--- start Records supplied ---

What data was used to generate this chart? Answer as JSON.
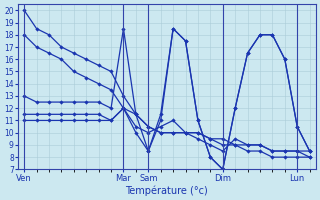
{
  "xlabel": "Température (°c)",
  "bg_color": "#cce8f0",
  "grid_color": "#aaccd8",
  "line_color": "#1a35b0",
  "ylim": [
    7,
    20.5
  ],
  "yticks": [
    7,
    8,
    9,
    10,
    11,
    12,
    13,
    14,
    15,
    16,
    17,
    18,
    19,
    20
  ],
  "day_labels": [
    "Ven",
    "Mar",
    "Sam",
    "Dim",
    "Lun"
  ],
  "day_positions": [
    0,
    8,
    10,
    16,
    22
  ],
  "xlim": [
    -0.5,
    23.5
  ],
  "lines": [
    [
      20.0,
      18.5,
      18.0,
      17.0,
      16.5,
      16.0,
      15.5,
      15.0,
      13.0,
      11.5,
      10.5,
      10.0,
      10.0,
      10.0,
      10.0,
      9.5,
      9.5,
      9.0,
      9.0,
      9.0,
      8.5,
      8.5,
      8.5,
      8.5
    ],
    [
      18.0,
      17.0,
      16.5,
      16.0,
      15.0,
      14.5,
      14.0,
      13.5,
      12.0,
      11.5,
      10.5,
      10.0,
      10.0,
      10.0,
      10.0,
      9.5,
      9.0,
      9.0,
      8.5,
      8.5,
      8.0,
      8.0,
      8.0,
      8.0
    ],
    [
      13.0,
      12.5,
      12.5,
      12.5,
      12.5,
      12.5,
      12.5,
      12.0,
      18.5,
      11.5,
      8.5,
      11.5,
      18.5,
      17.5,
      11.0,
      8.0,
      7.0,
      12.0,
      16.5,
      18.0,
      18.0,
      16.0,
      10.5,
      8.5
    ],
    [
      11.5,
      11.5,
      11.5,
      11.5,
      11.5,
      11.5,
      11.5,
      11.0,
      12.0,
      10.0,
      8.5,
      11.0,
      18.5,
      17.5,
      11.0,
      8.0,
      7.0,
      12.0,
      16.5,
      18.0,
      18.0,
      16.0,
      10.5,
      8.5
    ],
    [
      11.0,
      11.0,
      11.0,
      11.0,
      11.0,
      11.0,
      11.0,
      11.0,
      12.0,
      10.5,
      10.0,
      10.5,
      11.0,
      10.0,
      9.5,
      9.0,
      8.5,
      9.5,
      9.0,
      9.0,
      8.5,
      8.5,
      8.5,
      8.0
    ]
  ]
}
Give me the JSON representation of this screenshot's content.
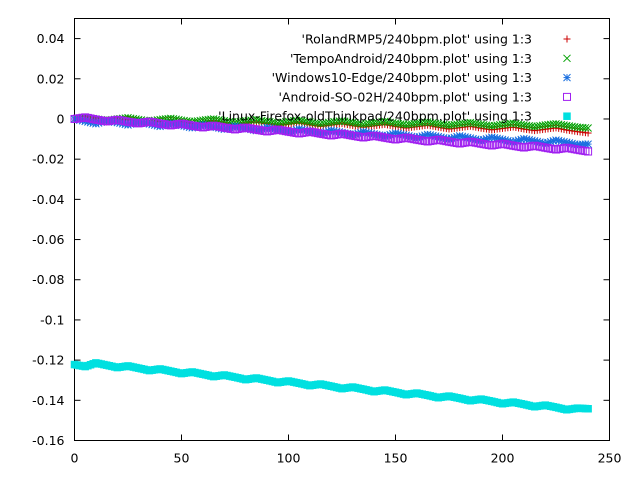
{
  "chart_data": {
    "type": "scatter",
    "title": "",
    "xlabel": "",
    "ylabel": "",
    "xlim": [
      0,
      250
    ],
    "ylim": [
      -0.16,
      0.05
    ],
    "xticks": [
      0,
      50,
      100,
      150,
      200,
      250
    ],
    "xtick_labels": [
      "0",
      "50",
      "100",
      "150",
      "200",
      "250"
    ],
    "yticks": [
      0.04,
      0.02,
      0,
      -0.02,
      -0.04,
      -0.06,
      -0.08,
      -0.1,
      -0.12,
      -0.14,
      -0.16
    ],
    "ytick_labels": [
      "0.04",
      "0.02",
      "0",
      "-0.02",
      "-0.04",
      "-0.06",
      "-0.08",
      "-0.1",
      "-0.12",
      "-0.14",
      "-0.16"
    ],
    "grid": false,
    "legend_position": "top-right",
    "series": [
      {
        "name": "'RolandRMP5/240bpm.plot' using 1:3",
        "color": "#cc0000",
        "marker": "plus",
        "x": [
          0,
          5,
          10,
          15,
          20,
          25,
          30,
          35,
          40,
          45,
          50,
          55,
          60,
          65,
          70,
          75,
          80,
          85,
          90,
          95,
          100,
          105,
          110,
          115,
          120,
          125,
          130,
          135,
          140,
          145,
          150,
          155,
          160,
          165,
          170,
          175,
          180,
          185,
          190,
          195,
          200,
          205,
          210,
          215,
          220,
          225,
          230,
          235,
          240
        ],
        "y": [
          0,
          0.0003,
          -0.0006,
          -0.0015,
          -0.0008,
          -0.0002,
          -0.0012,
          -0.0021,
          -0.0013,
          -0.0007,
          -0.0017,
          -0.0025,
          -0.0018,
          -0.0011,
          -0.0021,
          -0.0029,
          -0.0022,
          -0.0015,
          -0.0025,
          -0.0033,
          -0.0026,
          -0.0019,
          -0.0029,
          -0.0037,
          -0.003,
          -0.0023,
          -0.0033,
          -0.0041,
          -0.0034,
          -0.0027,
          -0.0037,
          -0.0045,
          -0.0038,
          -0.0031,
          -0.0041,
          -0.005,
          -0.0043,
          -0.0036,
          -0.0046,
          -0.0054,
          -0.0047,
          -0.004,
          -0.005,
          -0.0058,
          -0.0051,
          -0.0044,
          -0.0055,
          -0.0063,
          -0.007
        ]
      },
      {
        "name": "'TempoAndroid/240bpm.plot' using 1:3",
        "color": "#00a000",
        "marker": "cross",
        "x": [
          0,
          5,
          10,
          15,
          20,
          25,
          30,
          35,
          40,
          45,
          50,
          55,
          60,
          65,
          70,
          75,
          80,
          85,
          90,
          95,
          100,
          105,
          110,
          115,
          120,
          125,
          130,
          135,
          140,
          145,
          150,
          155,
          160,
          165,
          170,
          175,
          180,
          185,
          190,
          195,
          200,
          205,
          210,
          215,
          220,
          225,
          230,
          235,
          240
        ],
        "y": [
          0,
          0.0008,
          0,
          -0.0008,
          0,
          0.0006,
          -0.0003,
          -0.0011,
          -0.0003,
          0.0003,
          -0.0006,
          -0.0014,
          -0.0006,
          0,
          -0.0009,
          -0.0017,
          -0.0009,
          -0.0003,
          -0.0012,
          -0.002,
          -0.0012,
          -0.0006,
          -0.0015,
          -0.0023,
          -0.0015,
          -0.0009,
          -0.0018,
          -0.0026,
          -0.0018,
          -0.0012,
          -0.0021,
          -0.0029,
          -0.0021,
          -0.0015,
          -0.0024,
          -0.0032,
          -0.0024,
          -0.0018,
          -0.0027,
          -0.0035,
          -0.0027,
          -0.0021,
          -0.003,
          -0.0038,
          -0.003,
          -0.0024,
          -0.0033,
          -0.0041,
          -0.0045
        ]
      },
      {
        "name": "'Windows10-Edge/240bpm.plot' using 1:3",
        "color": "#1a6fe0",
        "marker": "star",
        "x": [
          0,
          5,
          10,
          15,
          20,
          25,
          30,
          35,
          40,
          45,
          50,
          55,
          60,
          65,
          70,
          75,
          80,
          85,
          90,
          95,
          100,
          105,
          110,
          115,
          120,
          125,
          130,
          135,
          140,
          145,
          150,
          155,
          160,
          165,
          170,
          175,
          180,
          185,
          190,
          195,
          200,
          205,
          210,
          215,
          220,
          225,
          230,
          235,
          240
        ],
        "y": [
          0,
          -0.0012,
          -0.0024,
          -0.0008,
          -0.0018,
          -0.003,
          -0.0014,
          -0.0025,
          -0.0037,
          -0.0021,
          -0.0032,
          -0.0044,
          -0.0028,
          -0.0039,
          -0.0051,
          -0.0035,
          -0.0046,
          -0.0058,
          -0.0042,
          -0.0053,
          -0.0065,
          -0.0049,
          -0.006,
          -0.0072,
          -0.0056,
          -0.0067,
          -0.0079,
          -0.0063,
          -0.0074,
          -0.0086,
          -0.007,
          -0.0081,
          -0.0093,
          -0.0077,
          -0.0088,
          -0.01,
          -0.0084,
          -0.0095,
          -0.0107,
          -0.0091,
          -0.0102,
          -0.0114,
          -0.0098,
          -0.0109,
          -0.0121,
          -0.0105,
          -0.0116,
          -0.0128,
          -0.0125
        ]
      },
      {
        "name": "'Android-SO-02H/240bpm.plot' using 1:3",
        "color": "#a020f0",
        "marker": "square-open",
        "x": [
          0,
          5,
          10,
          15,
          20,
          25,
          30,
          35,
          40,
          45,
          50,
          55,
          60,
          65,
          70,
          75,
          80,
          85,
          90,
          95,
          100,
          105,
          110,
          115,
          120,
          125,
          130,
          135,
          140,
          145,
          150,
          155,
          160,
          165,
          170,
          175,
          180,
          185,
          190,
          195,
          200,
          205,
          210,
          215,
          220,
          225,
          230,
          235,
          240
        ],
        "y": [
          0,
          0.0008,
          -0.0003,
          -0.0012,
          -0.0004,
          -0.0014,
          -0.0022,
          -0.0013,
          -0.0023,
          -0.0032,
          -0.0023,
          -0.0033,
          -0.0042,
          -0.0033,
          -0.0043,
          -0.0052,
          -0.0043,
          -0.0053,
          -0.0062,
          -0.0053,
          -0.0063,
          -0.0072,
          -0.0063,
          -0.0073,
          -0.0082,
          -0.0073,
          -0.0083,
          -0.0092,
          -0.0083,
          -0.0093,
          -0.0102,
          -0.0093,
          -0.0103,
          -0.0112,
          -0.0103,
          -0.0113,
          -0.0122,
          -0.0113,
          -0.0123,
          -0.0132,
          -0.0123,
          -0.0133,
          -0.0142,
          -0.0133,
          -0.0143,
          -0.0152,
          -0.0143,
          -0.0153,
          -0.0162
        ]
      },
      {
        "name": "'Linux-Firefox-oldThinkpad/240bpm.plot' using 1:3",
        "color": "#00e0e0",
        "marker": "square-filled",
        "x": [
          0,
          5,
          10,
          15,
          20,
          25,
          30,
          35,
          40,
          45,
          50,
          55,
          60,
          65,
          70,
          75,
          80,
          85,
          90,
          95,
          100,
          105,
          110,
          115,
          120,
          125,
          130,
          135,
          140,
          145,
          150,
          155,
          160,
          165,
          170,
          175,
          180,
          185,
          190,
          195,
          200,
          205,
          210,
          215,
          220,
          225,
          230,
          235,
          240
        ],
        "y": [
          -0.1222,
          -0.1232,
          -0.1214,
          -0.1225,
          -0.1237,
          -0.1229,
          -0.124,
          -0.1252,
          -0.1244,
          -0.1255,
          -0.1267,
          -0.1259,
          -0.127,
          -0.1282,
          -0.1274,
          -0.1285,
          -0.1297,
          -0.1289,
          -0.13,
          -0.1312,
          -0.1304,
          -0.1315,
          -0.1327,
          -0.1319,
          -0.133,
          -0.1342,
          -0.1334,
          -0.1345,
          -0.1357,
          -0.1349,
          -0.136,
          -0.1372,
          -0.1364,
          -0.1375,
          -0.1387,
          -0.1379,
          -0.139,
          -0.1402,
          -0.1394,
          -0.1405,
          -0.1417,
          -0.1409,
          -0.142,
          -0.1432,
          -0.1424,
          -0.1435,
          -0.1447,
          -0.1439,
          -0.1442
        ]
      }
    ]
  }
}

--- end Records supplied ---

→ Task to carry out
Pull out all lines of the data with the string "JSON".

→ Result
What data was used to generate this chart? Answer as JSON.
Give me the JSON representation of this screenshot's content.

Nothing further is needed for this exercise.